Skype meeting 2009-05-06 16:00 GMT
Participants: Wei Tan (Univ. of Chicago/caGrid), Paolo Missier, Ian Dunlop, Stian Soiland-Reyes
Here's the short(er) summary (from taverna-hackers):
It would be great if you could have a partial rerun of a workflow in Taverna. A partial rerun can be seen as a kind of 'stop' and 'continue' mechanism - typically if a service failed yesterday - rerun a workflow from a certain point today to rerun the services from the failure and below - but using the old data from the services 'above'.
Another way to look at it is to do a kind of service caching, ie. if a processor in the previous successful run got inputs A,B and produced C,D,E - if on the rerun we receive A and B again we can simply return the cached C,D,E right away - either without invoking the service - or if an invocation fails. There's thoughts about bundling a workflow with the cached data (a pack/research object?) so that you could run a workflow for the first time - and still
There are issues with doing this full scale, for instance in a workflow there could be stateful services that work in coordination - so you might get trouble if you cache the output of the 'submit job' and 'check status' but re-run the 'get results' service. For these cases you would need to mark more as a section of a workflow as something to cache or not - bringing in thoughts about transactions and checkpoints.
As a first approach it's probably best to go for the simple caching on service-level - just checking some hash of the input data and retrieve the old outputs from the provenance store. This can be achieved by adding a caching layer to the dispatch stack to the processors the users enables caching for - so a simple UI extension would be needed as well.
What we'll do next is that Wei will think of some scenarios with real or invented workflows, and we'll see how he could do this with an initial approach using a simple service-level caching. The myGrid team will help with finding and possibly extending the APIs needed for this. If this looks promising we'll look into getting more time to do a deeper approach.
This Skype meeting was kicked of from the thread rescue workflow in Taverna on the taverna-hackers list during 2009-04. The main idea that was discussed was the ability to partially 'rerun' a workflow - using previous values at some processors, but re-executing other processors - typically either because they failed the first time, or because the workflow designer has changed some parameters.
Wei explains the starting point for this idea: He's building 'complex' workflows that consists of multiple steps, dealing with large data (10-15 MB). Some services might fail - but it is annoying to have to restart the whole workflow as completion can take a while. Also while debugging, one often is changing a parameter and really wants to rerun the workflow using the old data from the 'previous step'. DAGman in Condor already have a similar concept of "rescue workflow" to rerun parts of a workflow.
....................
To do:
Name every participant the meeting notes list for the Skype meeting. The listing after these meeting notes has no role here.

Available data:
....................
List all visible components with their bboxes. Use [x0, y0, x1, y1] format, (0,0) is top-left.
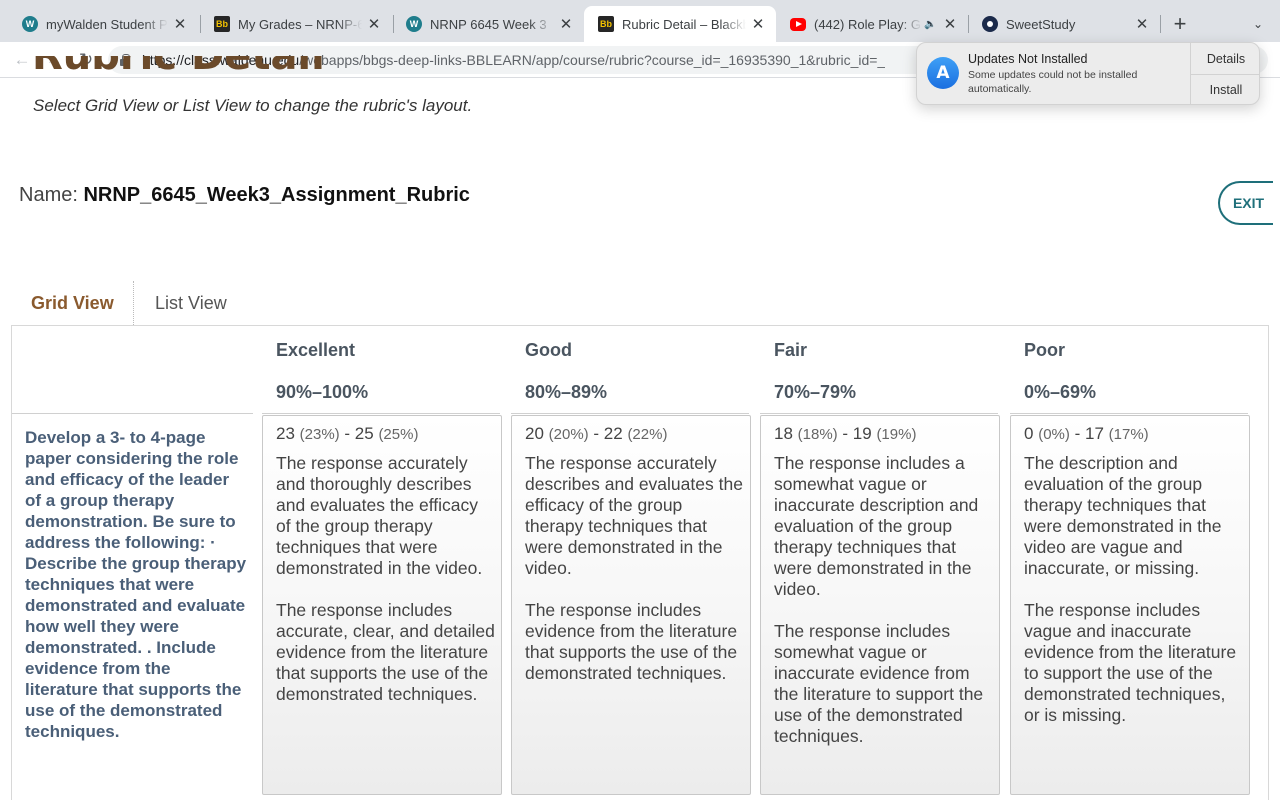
....................
Finished task:
Wei Tan, Paolo Missier, Ian Dunlop, Stian Soiland-Reyes